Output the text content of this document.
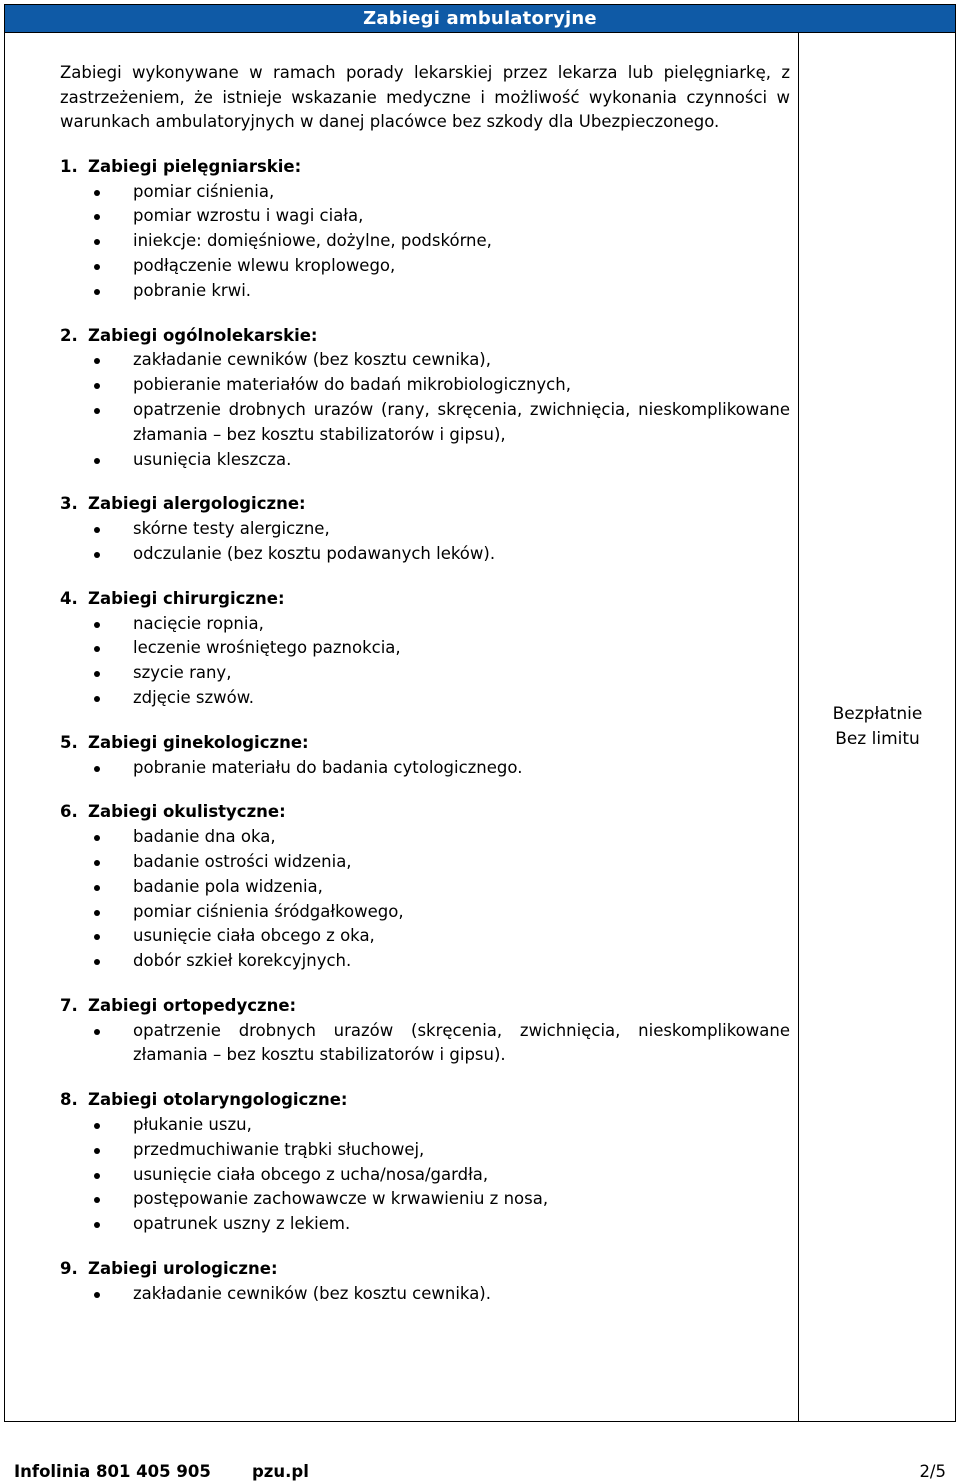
Zabiegi ambulatoryjne

Zabiegi wykonywane w ramach porady lekarskiej przez lekarza lub pielęgniarkę, z zastrzeżeniem, że istnieje wskazanie medyczne i możliwość wykonania czynności w warunkach ambulatoryjnych w danej placówce bez szkody dla Ubezpieczonego.

1. Zabiegi pielęgniarskie:
pomiar ciśnienia,
pomiar wzrostu i wagi ciała,
iniekcje: domięśniowe, dożylne, podskórne,
podłączenie wlewu kroplowego,
pobranie krwi.
2. Zabiegi ogólnolekarskie:
zakładanie cewników (bez kosztu cewnika),
pobieranie materiałów do badań mikrobiologicznych,
opatrzenie drobnych urazów (rany, skręcenia, zwichnięcia, nieskomplikowane złamania – bez kosztu stabilizatorów i gipsu),
usunięcia kleszcza.
3. Zabiegi alergologiczne:
skórne testy alergiczne,
odczulanie (bez kosztu podawanych leków).
4. Zabiegi chirurgiczne:
nacięcie ropnia,
leczenie wrośniętego paznokcia,
szycie rany,
zdjęcie szwów.
5. Zabiegi ginekologiczne:
pobranie materiału do badania cytologicznego.
6. Zabiegi okulistyczne:
badanie dna oka,
badanie ostrości widzenia,
badanie pola widzenia,
pomiar ciśnienia śródgałkowego,
usunięcie ciała obcego z oka,
dobór szkieł korekcyjnych.
7. Zabiegi ortopedyczne:
opatrzenie drobnych urazów (skręcenia, zwichnięcia, nieskomplikowane złamania – bez kosztu stabilizatorów i gipsu).
8. Zabiegi otolaryngologiczne:
płukanie uszu,
przedmuchiwanie trąbki słuchowej,
usunięcie ciała obcego z ucha/nosa/gardła,
postępowanie zachowawcze w krwawieniu z nosa,
opatrunek uszny z lekiem.
9. Zabiegi urologiczne:
zakładanie cewników (bez kosztu cewnika).
Bezpłatnie
Bez limitu
Infolinia 801 405 905 pzu.pl	2/5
——
* What to work on *
Copy every line of the listing that contains the word "kosztu".

* The result *
zakładanie cewników (bez kosztu cewnika),
opatrzenie drobnych urazów (rany, skręcenia, zwichnięcia, nieskomplikowane złamania – bez kosztu stabilizatorów i gipsu),
odczulanie (bez kosztu podawanych leków).
opatrzenie drobnych urazów (skręcenia, zwichnięcia, nieskomplikowane złamania – bez kosztu stabilizatorów i gipsu).
zakładanie cewników (bez kosztu cewnika).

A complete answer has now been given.